╔══

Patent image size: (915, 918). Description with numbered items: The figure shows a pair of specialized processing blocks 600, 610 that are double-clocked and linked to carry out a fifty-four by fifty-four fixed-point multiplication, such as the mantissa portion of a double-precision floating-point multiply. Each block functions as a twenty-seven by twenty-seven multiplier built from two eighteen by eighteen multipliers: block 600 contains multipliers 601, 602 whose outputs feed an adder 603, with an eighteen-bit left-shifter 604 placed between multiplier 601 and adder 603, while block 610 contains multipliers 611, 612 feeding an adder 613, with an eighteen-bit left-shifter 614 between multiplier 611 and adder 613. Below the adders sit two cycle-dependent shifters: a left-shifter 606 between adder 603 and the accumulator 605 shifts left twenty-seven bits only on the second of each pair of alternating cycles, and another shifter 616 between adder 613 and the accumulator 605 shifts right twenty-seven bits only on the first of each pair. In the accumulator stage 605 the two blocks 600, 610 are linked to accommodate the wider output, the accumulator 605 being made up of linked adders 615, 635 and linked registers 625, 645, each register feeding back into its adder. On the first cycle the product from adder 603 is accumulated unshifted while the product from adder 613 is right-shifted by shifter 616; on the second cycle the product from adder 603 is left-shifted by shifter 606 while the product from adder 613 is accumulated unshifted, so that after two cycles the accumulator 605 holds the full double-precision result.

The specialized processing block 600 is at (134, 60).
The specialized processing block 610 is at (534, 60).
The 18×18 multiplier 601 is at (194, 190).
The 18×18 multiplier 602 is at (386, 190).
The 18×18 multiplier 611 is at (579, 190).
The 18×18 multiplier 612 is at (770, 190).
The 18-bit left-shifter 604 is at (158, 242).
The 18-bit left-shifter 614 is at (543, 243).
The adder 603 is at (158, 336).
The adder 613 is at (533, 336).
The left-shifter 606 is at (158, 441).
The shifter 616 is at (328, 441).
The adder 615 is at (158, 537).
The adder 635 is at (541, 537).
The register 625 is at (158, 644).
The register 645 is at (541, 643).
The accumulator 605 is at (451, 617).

╚══

> Exercise goal:
Arrange every line of the data above as a numbered list, leaving out any blank lines.

> Expected answer:
1. Patent image size: (915, 918). Description with numbered items: The figure shows a pair of specialized processing blocks 600, 610 that are double-clocked and linked to carry out a fifty-four by fifty-four fixed-point multiplication, such as the mantissa portion of a double-precision floating-point multiply. Each block functions as a twenty-seven by twenty-seven multiplier built from two eighteen by eighteen multipliers: block 600 contains multipliers 601, 602 whose outputs feed an adder 603, with an eighteen-bit left-shifter 604 placed between multiplier 601 and adder 603, while block 610 contains multipliers 611, 612 feeding an adder 613, with an eighteen-bit left-shifter 614 between multiplier 611 and adder 613. Below the adders sit two cycle-dependent shifters: a left-shifter 606 between adder 603 and the accumulator 605 shifts left twenty-seven bits only on the second of each pair of alternating cycles, and another shifter 616 between adder 613 and the accumulator 605 shifts right twenty-seven bits only on the first of each pair. In the accumulator stage 605 the two blocks 600, 610 are linked to accommodate the wider output, the accumulator 605 being made up of linked adders 615, 635 and linked registers 625, 645, each register feeding back into its adder. On the first cycle the product from adder 603 is accumulated unshifted while the product from adder 613 is right-shifted by shifter 616; on the second cycle the product from adder 603 is left-shifted by shifter 606 while the product from adder 613 is accumulated unshifted, so that after two cycles the accumulator 605 holds the full double-precision result.
2. The specialized processing block 600 is at (134, 60).
3. The specialized processing block 610 is at (534, 60).
4. The 18×18 multiplier 601 is at (194, 190).
5. The 18×18 multiplier 602 is at (386, 190).
6. The 18×18 multiplier 611 is at (579, 190).
7. The 18×18 multiplier 612 is at (770, 190).
8. The 18-bit left-shifter 604 is at (158, 242).
9. The 18-bit left-shifter 614 is at (543, 243).
10. The adder 603 is at (158, 336).
11. The adder 613 is at (533, 336).
12. The left-shifter 606 is at (158, 441).
13. The shifter 616 is at (328, 441).
14. The adder 615 is at (158, 537).
15. The adder 635 is at (541, 537).
16. The register 625 is at (158, 644).
17. The register 645 is at (541, 643).
18. The accumulator 605 is at (451, 617).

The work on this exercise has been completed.